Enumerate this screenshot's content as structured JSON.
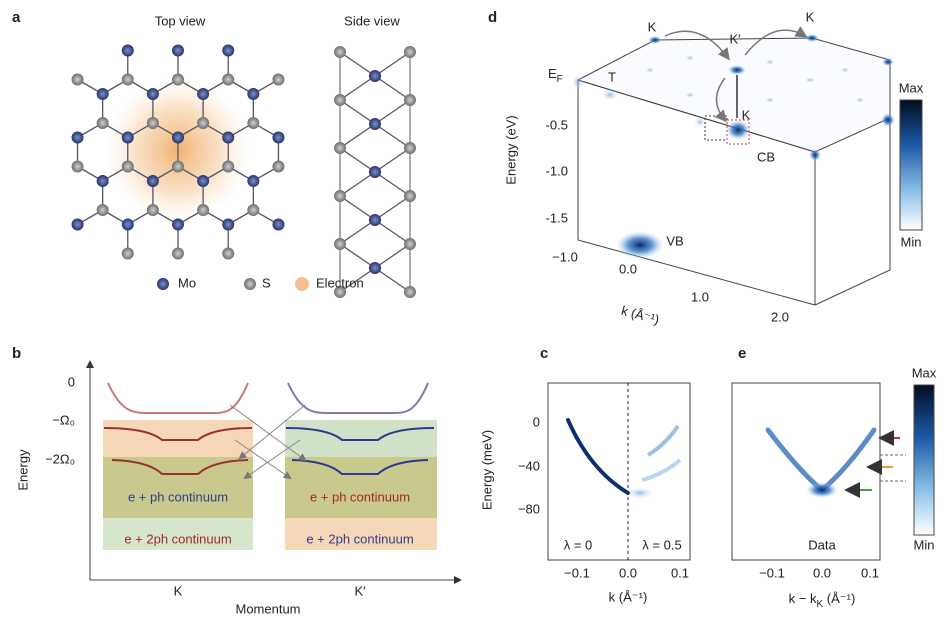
{
  "panel_a": {
    "label": "a",
    "top_view": "Top view",
    "side_view": "Side view",
    "legend": [
      "Mo",
      "S",
      "Electron"
    ]
  },
  "panel_b": {
    "label": "b",
    "y_axis_label": "Energy",
    "y_ticks": [
      "0",
      "−Ω₀",
      "−2Ω₀"
    ],
    "x_ticks": [
      "K",
      "K′"
    ],
    "x_axis_label": "Momentum",
    "regions": [
      "e + ph continuum",
      "e + 2ph continuum",
      "e + ph continuum",
      "e + 2ph continuum"
    ]
  },
  "panel_c": {
    "label": "c",
    "y_axis_label": "Energy (meV)",
    "y_ticks": [
      "0",
      "−40",
      "−80"
    ],
    "x_ticks": [
      "−0.1",
      "0.0",
      "0.1"
    ],
    "x_axis_label": "k (Å⁻¹)",
    "annotations": [
      "λ = 0",
      "λ = 0.5"
    ]
  },
  "panel_d": {
    "label": "d",
    "y_axis_label": "Energy (eV)",
    "y_ticks": [
      "-0.5",
      "-1.0",
      "-1.5"
    ],
    "x_ticks": [
      "−1.0",
      "0.0",
      "1.0",
      "2.0"
    ],
    "x_axis_label": "k (Å⁻¹)",
    "points": [
      "K",
      "K′",
      "K",
      "T",
      "K",
      "CB",
      "VB"
    ],
    "fermi": {
      "main": "E",
      "sub": "F"
    },
    "colorbar": [
      "Max",
      "Min"
    ]
  },
  "panel_e": {
    "label": "e",
    "x_ticks": [
      "−0.1",
      "0.0",
      "0.1"
    ],
    "x_axis_label": {
      "main": "k − k",
      "sub": "K",
      "tail": " (Å⁻¹)"
    },
    "annotation": "Data",
    "colorbar": [
      "Max",
      "Min"
    ]
  }
}
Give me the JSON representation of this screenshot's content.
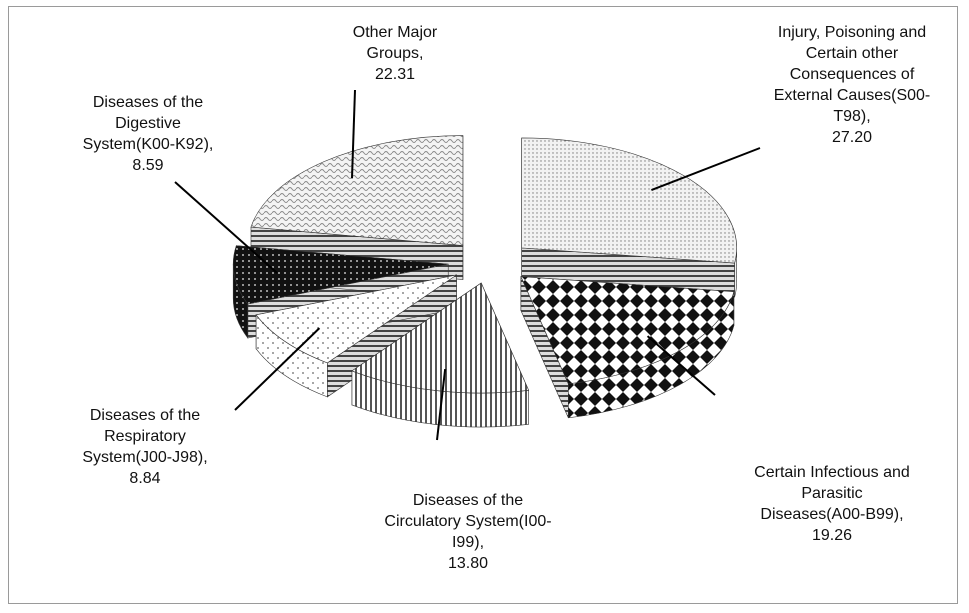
{
  "chart_data": {
    "type": "pie3d",
    "categories": [
      "Injury, Poisoning and Certain other Consequences of External Causes(S00-T98)",
      "Certain Infectious and Parasitic Diseases(A00-B99)",
      "Diseases of the Circulatory System(I00-I99)",
      "Diseases of the Respiratory System(J00-J98)",
      "Diseases of the Digestive System(K00-K92)",
      "Other Major Groups"
    ],
    "values": [
      27.2,
      19.26,
      13.8,
      8.84,
      8.59,
      22.31
    ],
    "value_labels": [
      "27.20",
      "19.26",
      "13.80",
      "8.84",
      "8.59",
      "22.31"
    ],
    "label_separator": ","
  }
}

* * * * * * *

▶ _The task_:
Show the lines of the material that contain the word "Energy".

▶ _Exercise result_:
    "y_axis_label": "Energy",
    "y_axis_label": "Energy (meV)",
    "y_axis_label": "Energy (eV)",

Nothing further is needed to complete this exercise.